■ DO THIS
Reproduce the data below in full and exclude every picture.

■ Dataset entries
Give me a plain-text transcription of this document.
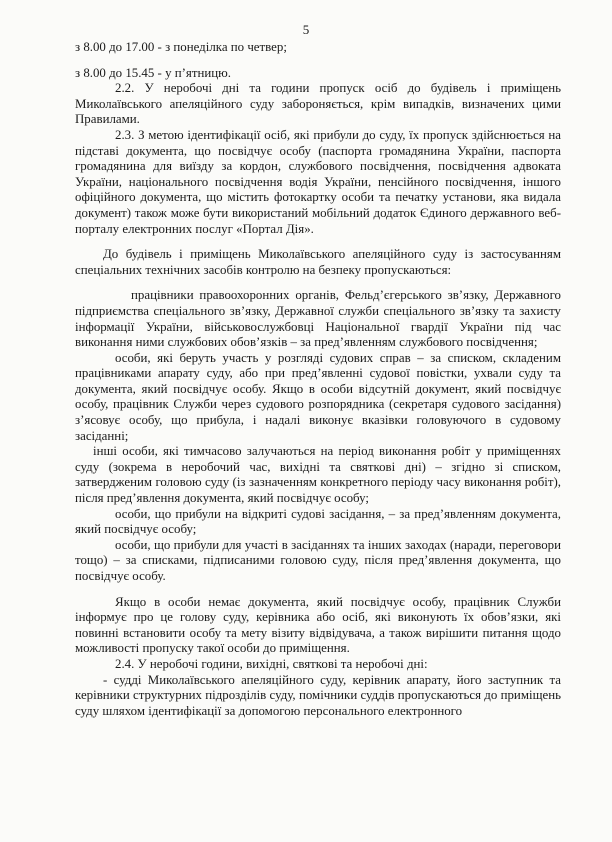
5

з 8.00 до 17.00 - з понеділка по четвер;

з 8.00 до 15.45 - у п’ятницю.

2.2. У неробочі дні та години пропуск осіб до будівель і приміщень Миколаївського апеляційного суду забороняється, крім випадків, визначених цими Правилами.

2.3. З метою ідентифікації осіб, які прибули до суду, їх пропуск здійснюється на підставі документа, що посвідчує особу (паспорта громадянина України, паспорта громадянина для виїзду за кордон, службового посвідчення, посвідчення адвоката України, національного посвідчення водія України, пенсійного посвідчення, іншого офіційного документа, що містить фотокартку особи та печатку установи, яка видала документ) також може бути використаний мобільний додаток Єдиного державного веб-порталу електронних послуг «Портал Дія».

До будівель і приміщень Миколаївського апеляційного суду із застосуванням спеціальних технічних засобів контролю на безпеку пропускаються:

працівники правоохоронних органів, Фельд’єгерського зв’язку, Державного підприємства спеціального зв’язку, Державної служби спеціального зв’язку та захисту інформації України, військовослужбовці Національної гвардії України під час виконання ними службових обов’язків – за пред’явленням службового посвідчення;

особи, які беруть участь у розгляді судових справ – за списком, складеним працівниками апарату суду, або при пред’явленні судової повістки, ухвали суду та документа, який посвідчує особу. Якщо в особи відсутній документ, який посвідчує особу, працівник Служби через судового розпорядника (секретаря судового засідання) з’ясовує особу, що прибула, і надалі виконує вказівки головуючого в судовому засіданні;

інші особи, які тимчасово залучаються на період виконання робіт у приміщеннях суду (зокрема в неробочий час, вихідні та святкові дні) – згідно зі списком, затвердженим головою суду (із зазначенням конкретного періоду часу виконання робіт), після пред’явлення документа, який посвідчує особу;

особи, що прибули на відкриті судові засідання, – за пред’явленням документа, який посвідчує особу;

особи, що прибули для участі в засіданнях та інших заходах (наради, переговори тощо) – за списками, підписаними головою суду, після пред’явлення документа, що посвідчує особу.

Якщо в особи немає документа, який посвідчує особу, працівник Служби інформує про це голову суду, керівника або осіб, які виконують їх обов’язки, які повинні встановити особу та мету візиту відвідувача, а також вирішити питання щодо можливості пропуску такої особи до приміщення.

2.4. У неробочі години, вихідні, святкові та неробочі дні:

- судді Миколаївського апеляційного суду, керівник апарату, його заступник та керівники структурних підрозділів суду, помічники суддів пропускаються до приміщень суду шляхом ідентифікації за допомогою персонального електронного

■ THE OUTPUT
Give me a plain-text transcription of this document.
5

з 8.00 до 17.00 - з понеділка по четвер;

з 8.00 до 15.45 - у п’ятницю.

2.2. У неробочі дні та години пропуск осіб до будівель і приміщень Миколаївського апеляційного суду забороняється, крім випадків, визначених цими Правилами.

2.3. З метою ідентифікації осіб, які прибули до суду, їх пропуск здійснюється на підставі документа, що посвідчує особу (паспорта громадянина України, паспорта громадянина для виїзду за кордон, службового посвідчення, посвідчення адвоката України, національного посвідчення водія України, пенсійного посвідчення, іншого офіційного документа, що містить фотокартку особи та печатку установи, яка видала документ) також може бути використаний мобільний додаток Єдиного державного веб-порталу електронних послуг «Портал Дія».

До будівель і приміщень Миколаївського апеляційного суду із застосуванням спеціальних технічних засобів контролю на безпеку пропускаються:

працівники правоохоронних органів, Фельд’єгерського зв’язку, Державного підприємства спеціального зв’язку, Державної служби спеціального зв’язку та захисту інформації України, військовослужбовці Національної гвардії України під час виконання ними службових обов’язків – за пред’явленням службового посвідчення;

особи, які беруть участь у розгляді судових справ – за списком, складеним працівниками апарату суду, або при пред’явленні судової повістки, ухвали суду та документа, який посвідчує особу. Якщо в особи відсутній документ, який посвідчує особу, працівник Служби через судового розпорядника (секретаря судового засідання) з’ясовує особу, що прибула, і надалі виконує вказівки головуючого в судовому засіданні;

інші особи, які тимчасово залучаються на період виконання робіт у приміщеннях суду (зокрема в неробочий час, вихідні та святкові дні) – згідно зі списком, затвердженим головою суду (із зазначенням конкретного періоду часу виконання робіт), після пред’явлення документа, який посвідчує особу;

особи, що прибули на відкриті судові засідання, – за пред’явленням документа, який посвідчує особу;

особи, що прибули для участі в засіданнях та інших заходах (наради, переговори тощо) – за списками, підписаними головою суду, після пред’явлення документа, що посвідчує особу.

Якщо в особи немає документа, який посвідчує особу, працівник Служби інформує про це голову суду, керівника або осіб, які виконують їх обов’язки, які повинні встановити особу та мету візиту відвідувача, а також вирішити питання щодо можливості пропуску такої особи до приміщення.

2.4. У неробочі години, вихідні, святкові та неробочі дні:

- судді Миколаївського апеляційного суду, керівник апарату, його заступник та керівники структурних підрозділів суду, помічники суддів пропускаються до приміщень суду шляхом ідентифікації за допомогою персонального електронного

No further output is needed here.